* TASK GOAL: Repeat all the material exactly; pictures stay out of your copy.

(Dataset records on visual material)

-----

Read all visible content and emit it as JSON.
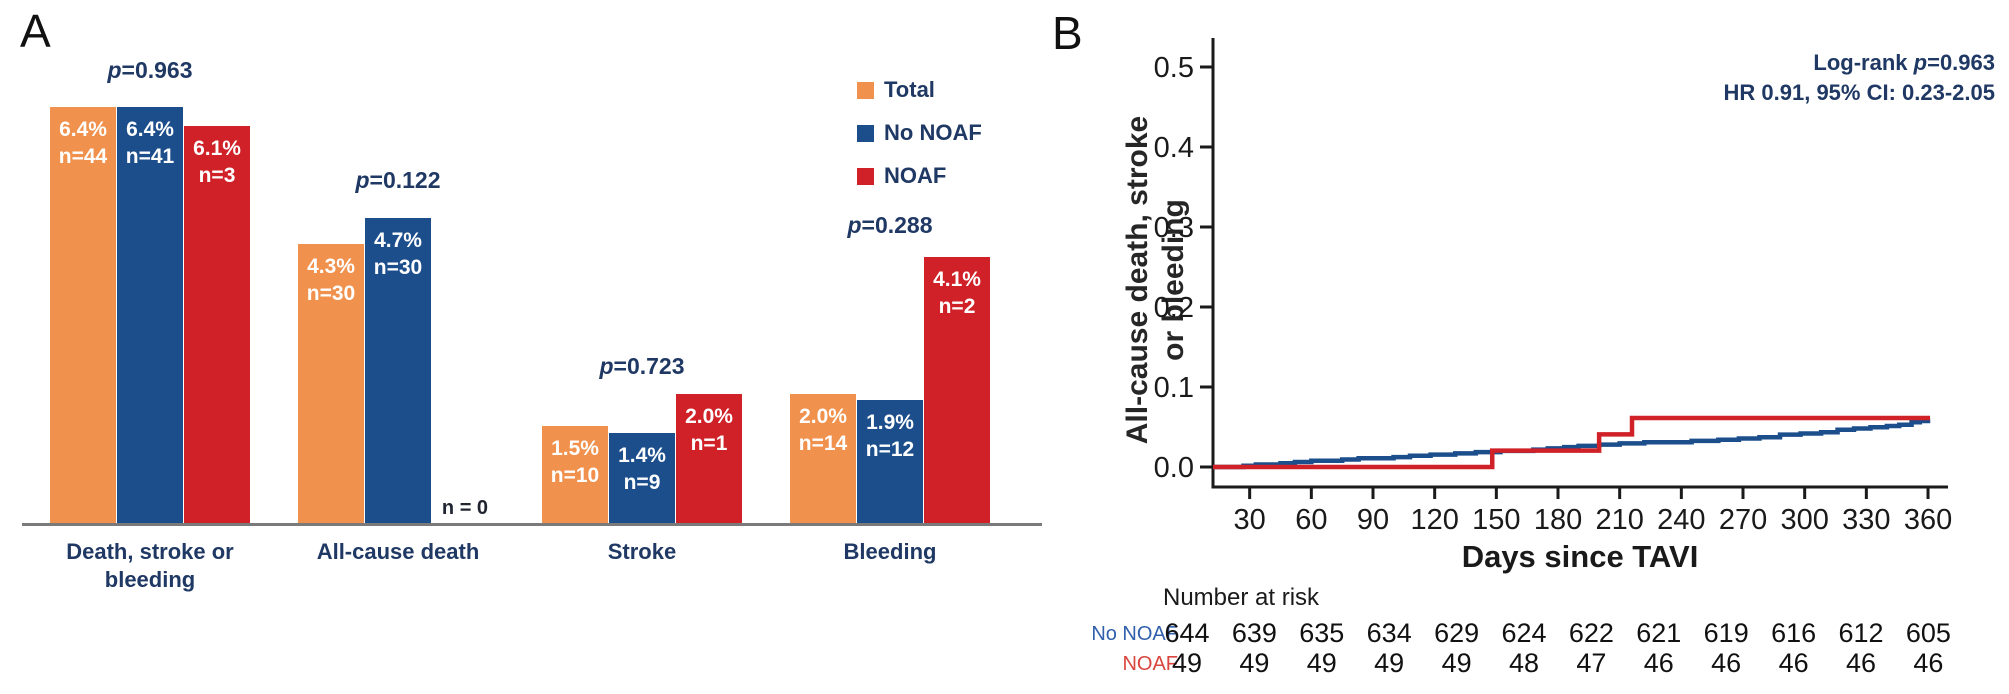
{
  "panel_a": {
    "label": "A",
    "legend": [
      {
        "name": "Total",
        "color": "#F0914D"
      },
      {
        "name": "No NOAF",
        "color": "#1C4E8C"
      },
      {
        "name": "NOAF",
        "color": "#CF2127"
      }
    ]
  },
  "panel_b": {
    "label": "B",
    "annotation_lines": [
      "Log-rank p=0.963",
      "HR 0.91, 95% CI: 0.23-2.05"
    ],
    "ylabel_lines": [
      "All-cause death, stroke",
      "or bleeding"
    ],
    "xlabel": "Days since TAVI",
    "risk_table_title": "Number at risk"
  },
  "chart_data": [
    {
      "id": "panel-a-bars",
      "type": "bar",
      "categories": [
        "Death, stroke or bleeding",
        "All-cause death",
        "Stroke",
        "Bleeding"
      ],
      "series": [
        {
          "name": "Total",
          "color": "#F0914D",
          "values_pct": [
            6.4,
            4.3,
            1.5,
            2.0
          ],
          "values_n": [
            44,
            30,
            10,
            14
          ]
        },
        {
          "name": "No NOAF",
          "color": "#1C4E8C",
          "values_pct": [
            6.4,
            4.7,
            1.4,
            1.9
          ],
          "values_n": [
            41,
            30,
            9,
            12
          ]
        },
        {
          "name": "NOAF",
          "color": "#CF2127",
          "values_pct": [
            6.1,
            null,
            2.0,
            4.1
          ],
          "values_n": [
            3,
            0,
            1,
            2
          ]
        }
      ],
      "p_values": [
        "p=0.963",
        "p=0.122",
        "p=0.723",
        "p=0.288"
      ],
      "missing_bar_label": "n = 0",
      "ylabel": "",
      "ylim": [
        0,
        7.6
      ],
      "grid": false,
      "legend_position": "upper-right"
    },
    {
      "id": "panel-b-km",
      "type": "line",
      "subtype": "kaplan-meier-step",
      "title": "",
      "xlabel": "Days since TAVI",
      "ylabel": "All-cause death, stroke or bleeding",
      "annotation": [
        "Log-rank p=0.963",
        "HR 0.91, 95% CI: 0.23-2.05"
      ],
      "xlim": [
        12,
        372
      ],
      "ylim": [
        0,
        0.52
      ],
      "xticks": [
        30,
        60,
        90,
        120,
        150,
        180,
        210,
        240,
        270,
        300,
        330,
        360
      ],
      "yticks": [
        0.0,
        0.1,
        0.2,
        0.3,
        0.4,
        0.5
      ],
      "grid": false,
      "series": [
        {
          "name": "No NOAF",
          "color": "#1C4E8C",
          "steps": [
            [
              12,
              0
            ],
            [
              27,
              0.0016
            ],
            [
              33,
              0.0031
            ],
            [
              45,
              0.0047
            ],
            [
              52,
              0.0062
            ],
            [
              60,
              0.0078
            ],
            [
              75,
              0.0093
            ],
            [
              83,
              0.0109
            ],
            [
              100,
              0.0124
            ],
            [
              108,
              0.014
            ],
            [
              118,
              0.0155
            ],
            [
              130,
              0.0171
            ],
            [
              140,
              0.0186
            ],
            [
              152,
              0.0202
            ],
            [
              168,
              0.0217
            ],
            [
              175,
              0.0233
            ],
            [
              183,
              0.0248
            ],
            [
              190,
              0.0264
            ],
            [
              200,
              0.0279
            ],
            [
              210,
              0.0295
            ],
            [
              222,
              0.031
            ],
            [
              245,
              0.0326
            ],
            [
              258,
              0.0341
            ],
            [
              268,
              0.0357
            ],
            [
              278,
              0.0372
            ],
            [
              288,
              0.0404
            ],
            [
              298,
              0.0419
            ],
            [
              308,
              0.0435
            ],
            [
              316,
              0.0466
            ],
            [
              324,
              0.0481
            ],
            [
              332,
              0.0497
            ],
            [
              340,
              0.0512
            ],
            [
              346,
              0.0528
            ],
            [
              352,
              0.0559
            ],
            [
              356,
              0.0575
            ],
            [
              360,
              0.059
            ],
            [
              361,
              0.059
            ]
          ]
        },
        {
          "name": "NOAF",
          "color": "#CF2127",
          "steps": [
            [
              12,
              0
            ],
            [
              148,
              0.0204
            ],
            [
              200,
              0.0408
            ],
            [
              216,
              0.0612
            ],
            [
              361,
              0.0612
            ]
          ]
        }
      ],
      "risk_table": {
        "title": "Number at risk",
        "rows": [
          {
            "label": "No NOAF",
            "label_color": "#3060AC",
            "values": [
              644,
              639,
              635,
              634,
              629,
              624,
              622,
              621,
              619,
              616,
              612,
              605
            ]
          },
          {
            "label": "NOAF",
            "label_color": "#D9463E",
            "values": [
              49,
              49,
              49,
              49,
              49,
              48,
              47,
              46,
              46,
              46,
              46,
              46
            ]
          }
        ]
      }
    }
  ]
}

-----

* CORRECT RESPONSE:
Read all visible content and emit it as JSON.
{
  "panel_a": {
    "label": "A",
    "legend": [
      {
        "name": "Total",
        "color": "#F0914D"
      },
      {
        "name": "No NOAF",
        "color": "#1C4E8C"
      },
      {
        "name": "NOAF",
        "color": "#CF2127"
      }
    ]
  },
  "panel_b": {
    "label": "B",
    "annotation_lines": [
      "Log-rank p=0.963",
      "HR 0.91, 95% CI: 0.23-2.05"
    ],
    "ylabel_lines": [
      "All-cause death, stroke",
      "or bleeding"
    ],
    "xlabel": "Days since TAVI",
    "risk_table_title": "Number at risk"
  },
  "chart_data": [
    {
      "id": "panel-a-bars",
      "type": "bar",
      "categories": [
        "Death, stroke or bleeding",
        "All-cause death",
        "Stroke",
        "Bleeding"
      ],
      "series": [
        {
          "name": "Total",
          "color": "#F0914D",
          "values_pct": [
            6.4,
            4.3,
            1.5,
            2.0
          ],
          "values_n": [
            44,
            30,
            10,
            14
          ]
        },
        {
          "name": "No NOAF",
          "color": "#1C4E8C",
          "values_pct": [
            6.4,
            4.7,
            1.4,
            1.9
          ],
          "values_n": [
            41,
            30,
            9,
            12
          ]
        },
        {
          "name": "NOAF",
          "color": "#CF2127",
          "values_pct": [
            6.1,
            null,
            2.0,
            4.1
          ],
          "values_n": [
            3,
            0,
            1,
            2
          ]
        }
      ],
      "p_values": [
        "p=0.963",
        "p=0.122",
        "p=0.723",
        "p=0.288"
      ],
      "missing_bar_label": "n = 0",
      "ylabel": "",
      "ylim": [
        0,
        7.6
      ],
      "grid": false,
      "legend_position": "upper-right"
    },
    {
      "id": "panel-b-km",
      "type": "line",
      "subtype": "kaplan-meier-step",
      "title": "",
      "xlabel": "Days since TAVI",
      "ylabel": "All-cause death, stroke or bleeding",
      "annotation": [
        "Log-rank p=0.963",
        "HR 0.91, 95% CI: 0.23-2.05"
      ],
      "xlim": [
        12,
        372
      ],
      "ylim": [
        0,
        0.52
      ],
      "xticks": [
        30,
        60,
        90,
        120,
        150,
        180,
        210,
        240,
        270,
        300,
        330,
        360
      ],
      "yticks": [
        0.0,
        0.1,
        0.2,
        0.3,
        0.4,
        0.5
      ],
      "grid": false,
      "series": [
        {
          "name": "No NOAF",
          "color": "#1C4E8C",
          "steps": [
            [
              12,
              0
            ],
            [
              27,
              0.0016
            ],
            [
              33,
              0.0031
            ],
            [
              45,
              0.0047
            ],
            [
              52,
              0.0062
            ],
            [
              60,
              0.0078
            ],
            [
              75,
              0.0093
            ],
            [
              83,
              0.0109
            ],
            [
              100,
              0.0124
            ],
            [
              108,
              0.014
            ],
            [
              118,
              0.0155
            ],
            [
              130,
              0.0171
            ],
            [
              140,
              0.0186
            ],
            [
              152,
              0.0202
            ],
            [
              168,
              0.0217
            ],
            [
              175,
              0.0233
            ],
            [
              183,
              0.0248
            ],
            [
              190,
              0.0264
            ],
            [
              200,
              0.0279
            ],
            [
              210,
              0.0295
            ],
            [
              222,
              0.031
            ],
            [
              245,
              0.0326
            ],
            [
              258,
              0.0341
            ],
            [
              268,
              0.0357
            ],
            [
              278,
              0.0372
            ],
            [
              288,
              0.0404
            ],
            [
              298,
              0.0419
            ],
            [
              308,
              0.0435
            ],
            [
              316,
              0.0466
            ],
            [
              324,
              0.0481
            ],
            [
              332,
              0.0497
            ],
            [
              340,
              0.0512
            ],
            [
              346,
              0.0528
            ],
            [
              352,
              0.0559
            ],
            [
              356,
              0.0575
            ],
            [
              360,
              0.059
            ],
            [
              361,
              0.059
            ]
          ]
        },
        {
          "name": "NOAF",
          "color": "#CF2127",
          "steps": [
            [
              12,
              0
            ],
            [
              148,
              0.0204
            ],
            [
              200,
              0.0408
            ],
            [
              216,
              0.0612
            ],
            [
              361,
              0.0612
            ]
          ]
        }
      ],
      "risk_table": {
        "title": "Number at risk",
        "rows": [
          {
            "label": "No NOAF",
            "label_color": "#3060AC",
            "values": [
              644,
              639,
              635,
              634,
              629,
              624,
              622,
              621,
              619,
              616,
              612,
              605
            ]
          },
          {
            "label": "NOAF",
            "label_color": "#D9463E",
            "values": [
              49,
              49,
              49,
              49,
              49,
              48,
              47,
              46,
              46,
              46,
              46,
              46
            ]
          }
        ]
      }
    }
  ]
}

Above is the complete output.